Problem details –
Retype every line of each item below, keeping each character unchanged.

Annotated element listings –

___

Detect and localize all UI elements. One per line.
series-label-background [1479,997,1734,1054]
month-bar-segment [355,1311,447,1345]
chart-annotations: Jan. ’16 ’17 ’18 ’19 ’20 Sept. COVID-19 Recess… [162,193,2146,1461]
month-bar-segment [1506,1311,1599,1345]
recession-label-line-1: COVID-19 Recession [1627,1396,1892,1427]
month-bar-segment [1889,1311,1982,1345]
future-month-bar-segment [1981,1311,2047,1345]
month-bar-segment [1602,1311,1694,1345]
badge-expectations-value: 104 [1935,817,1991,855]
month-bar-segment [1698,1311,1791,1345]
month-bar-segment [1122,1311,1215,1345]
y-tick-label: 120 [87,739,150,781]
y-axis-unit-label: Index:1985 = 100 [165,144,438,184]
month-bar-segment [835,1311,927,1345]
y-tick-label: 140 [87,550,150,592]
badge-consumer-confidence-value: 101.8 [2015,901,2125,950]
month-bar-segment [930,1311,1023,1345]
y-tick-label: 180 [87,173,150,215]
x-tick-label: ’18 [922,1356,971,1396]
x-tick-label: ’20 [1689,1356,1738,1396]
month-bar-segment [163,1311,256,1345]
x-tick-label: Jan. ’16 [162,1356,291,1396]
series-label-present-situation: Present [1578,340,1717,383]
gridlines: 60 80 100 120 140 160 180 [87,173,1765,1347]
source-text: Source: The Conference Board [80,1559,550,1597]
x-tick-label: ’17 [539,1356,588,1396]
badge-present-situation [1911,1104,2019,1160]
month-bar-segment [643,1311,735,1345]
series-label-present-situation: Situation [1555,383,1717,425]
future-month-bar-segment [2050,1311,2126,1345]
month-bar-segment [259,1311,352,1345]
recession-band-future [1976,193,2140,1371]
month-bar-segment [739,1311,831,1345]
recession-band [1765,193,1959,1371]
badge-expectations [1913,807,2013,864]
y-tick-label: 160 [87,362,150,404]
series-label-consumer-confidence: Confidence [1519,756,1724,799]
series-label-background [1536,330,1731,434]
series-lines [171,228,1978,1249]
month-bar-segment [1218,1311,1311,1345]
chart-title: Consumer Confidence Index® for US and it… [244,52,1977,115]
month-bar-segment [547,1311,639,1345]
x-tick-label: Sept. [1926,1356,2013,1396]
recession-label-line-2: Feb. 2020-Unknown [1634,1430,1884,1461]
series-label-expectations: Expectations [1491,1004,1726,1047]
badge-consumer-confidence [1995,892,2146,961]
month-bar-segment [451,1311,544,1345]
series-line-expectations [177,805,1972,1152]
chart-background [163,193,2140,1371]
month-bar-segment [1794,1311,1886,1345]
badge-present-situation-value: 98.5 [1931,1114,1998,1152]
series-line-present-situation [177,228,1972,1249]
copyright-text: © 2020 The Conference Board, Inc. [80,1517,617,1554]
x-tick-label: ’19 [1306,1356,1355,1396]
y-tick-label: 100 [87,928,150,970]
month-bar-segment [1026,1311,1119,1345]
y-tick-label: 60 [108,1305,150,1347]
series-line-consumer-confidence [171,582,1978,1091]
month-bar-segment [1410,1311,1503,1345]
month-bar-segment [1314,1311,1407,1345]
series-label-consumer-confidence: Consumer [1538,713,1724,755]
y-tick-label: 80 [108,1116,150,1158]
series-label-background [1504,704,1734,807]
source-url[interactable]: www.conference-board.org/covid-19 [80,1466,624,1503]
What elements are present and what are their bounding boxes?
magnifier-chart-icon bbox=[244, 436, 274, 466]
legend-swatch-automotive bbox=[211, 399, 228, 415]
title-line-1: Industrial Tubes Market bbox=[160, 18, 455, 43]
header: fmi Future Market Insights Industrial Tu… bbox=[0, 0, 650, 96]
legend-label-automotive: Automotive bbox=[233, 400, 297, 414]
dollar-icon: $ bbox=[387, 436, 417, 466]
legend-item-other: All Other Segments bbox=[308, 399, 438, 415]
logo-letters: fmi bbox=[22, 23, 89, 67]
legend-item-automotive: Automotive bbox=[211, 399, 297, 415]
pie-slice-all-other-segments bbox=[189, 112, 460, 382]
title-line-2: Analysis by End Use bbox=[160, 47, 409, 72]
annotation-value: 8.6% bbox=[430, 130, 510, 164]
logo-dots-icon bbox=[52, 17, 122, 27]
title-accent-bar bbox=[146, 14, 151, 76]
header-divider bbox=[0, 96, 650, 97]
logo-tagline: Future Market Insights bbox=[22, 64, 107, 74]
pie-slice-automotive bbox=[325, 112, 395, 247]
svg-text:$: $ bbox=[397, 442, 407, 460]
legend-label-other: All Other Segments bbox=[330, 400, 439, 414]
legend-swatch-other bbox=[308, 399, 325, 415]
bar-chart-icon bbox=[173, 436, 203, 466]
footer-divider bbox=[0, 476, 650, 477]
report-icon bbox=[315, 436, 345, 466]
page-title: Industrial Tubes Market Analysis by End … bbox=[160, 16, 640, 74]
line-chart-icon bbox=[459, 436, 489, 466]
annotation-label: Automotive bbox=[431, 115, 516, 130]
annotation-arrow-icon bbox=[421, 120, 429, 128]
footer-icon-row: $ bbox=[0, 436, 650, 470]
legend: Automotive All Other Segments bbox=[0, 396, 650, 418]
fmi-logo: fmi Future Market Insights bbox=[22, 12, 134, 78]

___

Finished exercise –
Detect and localize all UI elements. One per line.
series-label-background [1479,997,1734,1054]
month-bar-segment [355,1311,447,1345]
chart-annotations: Jan. ’16 ’17 ’18 ’19 ’20 Sept. COVID-19 Recess… [162,193,2146,1461]
month-bar-segment [1506,1311,1599,1345]
recession-label-line-1: COVID-19 Recession [1627,1396,1892,1427]
month-bar-segment [1889,1311,1982,1345]
future-month-bar-segment [1981,1311,2047,1345]
month-bar-segment [1602,1311,1694,1345]
badge-expectations-value: 104 [1935,817,1991,855]
month-bar-segment [1698,1311,1791,1345]
month-bar-segment [1122,1311,1215,1345]
y-tick-label: 120 [87,739,150,781]
y-axis-unit-label: Index:1985 = 100 [165,144,438,184]
month-bar-segment [835,1311,927,1345]
y-tick-label: 140 [87,550,150,592]
badge-consumer-confidence-value: 101.8 [2015,901,2125,950]
month-bar-segment [930,1311,1023,1345]
y-tick-label: 180 [87,173,150,215]
x-tick-label: ’18 [922,1356,971,1396]
x-tick-label: ’20 [1689,1356,1738,1396]
month-bar-segment [163,1311,256,1345]
x-tick-label: Jan. ’16 [162,1356,291,1396]
series-label-present-situation: Present [1578,340,1717,383]
gridlines: 60 80 100 120 140 160 180 [87,173,1765,1347]
source-text: Source: The Conference Board [80,1559,550,1597]
x-tick-label: ’17 [539,1356,588,1396]
badge-present-situation [1911,1104,2019,1160]
month-bar-segment [643,1311,735,1345]
series-label-present-situation: Situation [1555,383,1717,425]
future-month-bar-segment [2050,1311,2126,1345]
month-bar-segment [259,1311,352,1345]
recession-band-future [1976,193,2140,1371]
month-bar-segment [739,1311,831,1345]
recession-band [1765,193,1959,1371]
badge-expectations [1913,807,2013,864]
y-tick-label: 160 [87,362,150,404]
series-label-consumer-confidence: Confidence [1519,756,1724,799]
series-label-background [1536,330,1731,434]
series-lines [171,228,1978,1249]
month-bar-segment [1218,1311,1311,1345]
chart-title: Consumer Confidence Index® for US and it… [244,52,1977,115]
month-bar-segment [547,1311,639,1345]
x-tick-label: Sept. [1926,1356,2013,1396]
recession-label-line-2: Feb. 2020-Unknown [1634,1430,1884,1461]
series-label-expectations: Expectations [1491,1004,1726,1047]
badge-consumer-confidence [1995,892,2146,961]
month-bar-segment [451,1311,544,1345]
series-line-expectations [177,805,1972,1152]
chart-background [163,193,2140,1371]
month-bar-segment [1794,1311,1886,1345]
badge-present-situation-value: 98.5 [1931,1114,1998,1152]
series-line-present-situation [177,228,1972,1249]
copyright-text: © 2020 The Conference Board, Inc. [80,1517,617,1554]
x-tick-label: ’19 [1306,1356,1355,1396]
y-tick-label: 100 [87,928,150,970]
month-bar-segment [1026,1311,1119,1345]
y-tick-label: 60 [108,1305,150,1347]
series-line-consumer-confidence [171,582,1978,1091]
month-bar-segment [1410,1311,1503,1345]
month-bar-segment [1314,1311,1407,1345]
series-label-consumer-confidence: Consumer [1538,713,1724,755]
y-tick-label: 80 [108,1116,150,1158]
series-label-background [1504,704,1734,807]
source-url[interactable]: www.conference-board.org/covid-19 [80,1466,624,1503]
What elements are present and what are their bounding boxes?
magnifier-chart-icon bbox=[244, 436, 274, 466]
legend-swatch-automotive bbox=[211, 399, 228, 415]
title-line-1: Industrial Tubes Market bbox=[160, 18, 455, 43]
header: fmi Future Market Insights Industrial Tu… bbox=[0, 0, 650, 96]
legend-label-automotive: Automotive bbox=[233, 400, 297, 414]
dollar-icon: $ bbox=[387, 436, 417, 466]
legend-item-other: All Other Segments bbox=[308, 399, 438, 415]
logo-letters: fmi bbox=[22, 23, 89, 67]
legend-item-automotive: Automotive bbox=[211, 399, 297, 415]
pie-slice-all-other-segments bbox=[189, 112, 460, 382]
title-line-2: Analysis by End Use bbox=[160, 47, 409, 72]
annotation-value: 8.6% bbox=[430, 130, 510, 164]
logo-dots-icon bbox=[52, 17, 122, 27]
title-accent-bar bbox=[146, 14, 151, 76]
header-divider bbox=[0, 96, 650, 97]
logo-tagline: Future Market Insights bbox=[22, 64, 107, 74]
pie-slice-automotive bbox=[325, 112, 395, 247]
svg-text:$: $ bbox=[397, 442, 407, 460]
legend-label-other: All Other Segments bbox=[330, 400, 439, 414]
legend-swatch-other bbox=[308, 399, 325, 415]
bar-chart-icon bbox=[173, 436, 203, 466]
footer-divider bbox=[0, 476, 650, 477]
report-icon bbox=[315, 436, 345, 466]
page-title: Industrial Tubes Market Analysis by End … bbox=[160, 16, 640, 74]
line-chart-icon bbox=[459, 436, 489, 466]
annotation-label: Automotive bbox=[431, 115, 516, 130]
annotation-arrow-icon bbox=[421, 120, 429, 128]
footer-icon-row: $ bbox=[0, 436, 650, 470]
legend: Automotive All Other Segments bbox=[0, 396, 650, 418]
fmi-logo: fmi Future Market Insights bbox=[22, 12, 134, 78]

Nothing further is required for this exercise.